--- DATA TO USE ---

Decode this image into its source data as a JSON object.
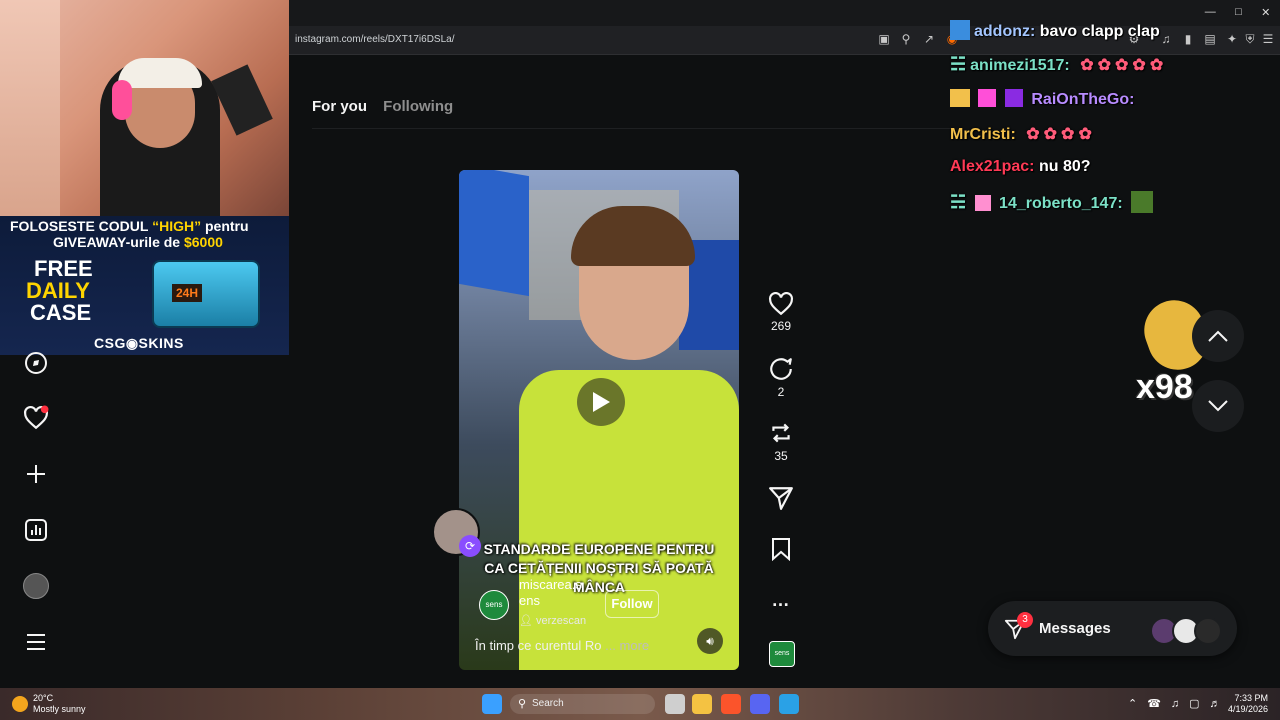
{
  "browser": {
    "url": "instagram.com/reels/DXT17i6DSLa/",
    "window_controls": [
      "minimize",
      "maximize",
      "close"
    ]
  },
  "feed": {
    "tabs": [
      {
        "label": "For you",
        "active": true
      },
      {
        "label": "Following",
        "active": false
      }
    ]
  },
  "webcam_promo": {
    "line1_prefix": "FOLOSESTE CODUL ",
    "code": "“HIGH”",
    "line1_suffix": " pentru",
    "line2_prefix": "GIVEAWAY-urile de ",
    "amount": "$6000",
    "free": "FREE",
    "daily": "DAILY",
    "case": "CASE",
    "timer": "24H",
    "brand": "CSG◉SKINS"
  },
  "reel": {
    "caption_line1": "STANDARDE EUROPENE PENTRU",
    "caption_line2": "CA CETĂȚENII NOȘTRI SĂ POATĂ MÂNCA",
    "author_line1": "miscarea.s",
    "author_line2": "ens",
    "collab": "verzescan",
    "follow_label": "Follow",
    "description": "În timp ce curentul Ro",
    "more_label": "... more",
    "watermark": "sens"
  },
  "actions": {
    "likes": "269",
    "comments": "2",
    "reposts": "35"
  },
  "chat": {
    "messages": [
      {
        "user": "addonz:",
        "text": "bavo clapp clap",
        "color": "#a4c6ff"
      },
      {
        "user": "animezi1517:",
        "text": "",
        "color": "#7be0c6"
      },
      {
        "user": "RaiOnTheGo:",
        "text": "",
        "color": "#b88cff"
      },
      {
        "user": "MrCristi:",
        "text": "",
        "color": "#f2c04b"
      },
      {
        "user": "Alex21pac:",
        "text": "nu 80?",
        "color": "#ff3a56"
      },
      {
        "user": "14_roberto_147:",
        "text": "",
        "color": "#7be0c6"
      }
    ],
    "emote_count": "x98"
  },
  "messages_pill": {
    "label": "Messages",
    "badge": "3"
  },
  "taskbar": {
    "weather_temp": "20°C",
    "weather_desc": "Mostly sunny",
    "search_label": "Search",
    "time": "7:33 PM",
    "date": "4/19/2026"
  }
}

---

WORK TO COMPLETE
From the listing, extract all text exactly as given and drop any picture.

EXERCISE ANSWER
Decode this image into its source data as a JSON object.
{
  "browser": {
    "url": "instagram.com/reels/DXT17i6DSLa/",
    "window_controls": [
      "minimize",
      "maximize",
      "close"
    ]
  },
  "feed": {
    "tabs": [
      {
        "label": "For you",
        "active": true
      },
      {
        "label": "Following",
        "active": false
      }
    ]
  },
  "webcam_promo": {
    "line1_prefix": "FOLOSESTE CODUL ",
    "code": "“HIGH”",
    "line1_suffix": " pentru",
    "line2_prefix": "GIVEAWAY-urile de ",
    "amount": "$6000",
    "free": "FREE",
    "daily": "DAILY",
    "case": "CASE",
    "timer": "24H",
    "brand": "CSG◉SKINS"
  },
  "reel": {
    "caption_line1": "STANDARDE EUROPENE PENTRU",
    "caption_line2": "CA CETĂȚENII NOȘTRI SĂ POATĂ MÂNCA",
    "author_line1": "miscarea.s",
    "author_line2": "ens",
    "collab": "verzescan",
    "follow_label": "Follow",
    "description": "În timp ce curentul Ro",
    "more_label": "... more",
    "watermark": "sens"
  },
  "actions": {
    "likes": "269",
    "comments": "2",
    "reposts": "35"
  },
  "chat": {
    "messages": [
      {
        "user": "addonz:",
        "text": "bavo clapp clap",
        "color": "#a4c6ff"
      },
      {
        "user": "animezi1517:",
        "text": "",
        "color": "#7be0c6"
      },
      {
        "user": "RaiOnTheGo:",
        "text": "",
        "color": "#b88cff"
      },
      {
        "user": "MrCristi:",
        "text": "",
        "color": "#f2c04b"
      },
      {
        "user": "Alex21pac:",
        "text": "nu 80?",
        "color": "#ff3a56"
      },
      {
        "user": "14_roberto_147:",
        "text": "",
        "color": "#7be0c6"
      }
    ],
    "emote_count": "x98"
  },
  "messages_pill": {
    "label": "Messages",
    "badge": "3"
  },
  "taskbar": {
    "weather_temp": "20°C",
    "weather_desc": "Mostly sunny",
    "search_label": "Search",
    "time": "7:33 PM",
    "date": "4/19/2026"
  }
}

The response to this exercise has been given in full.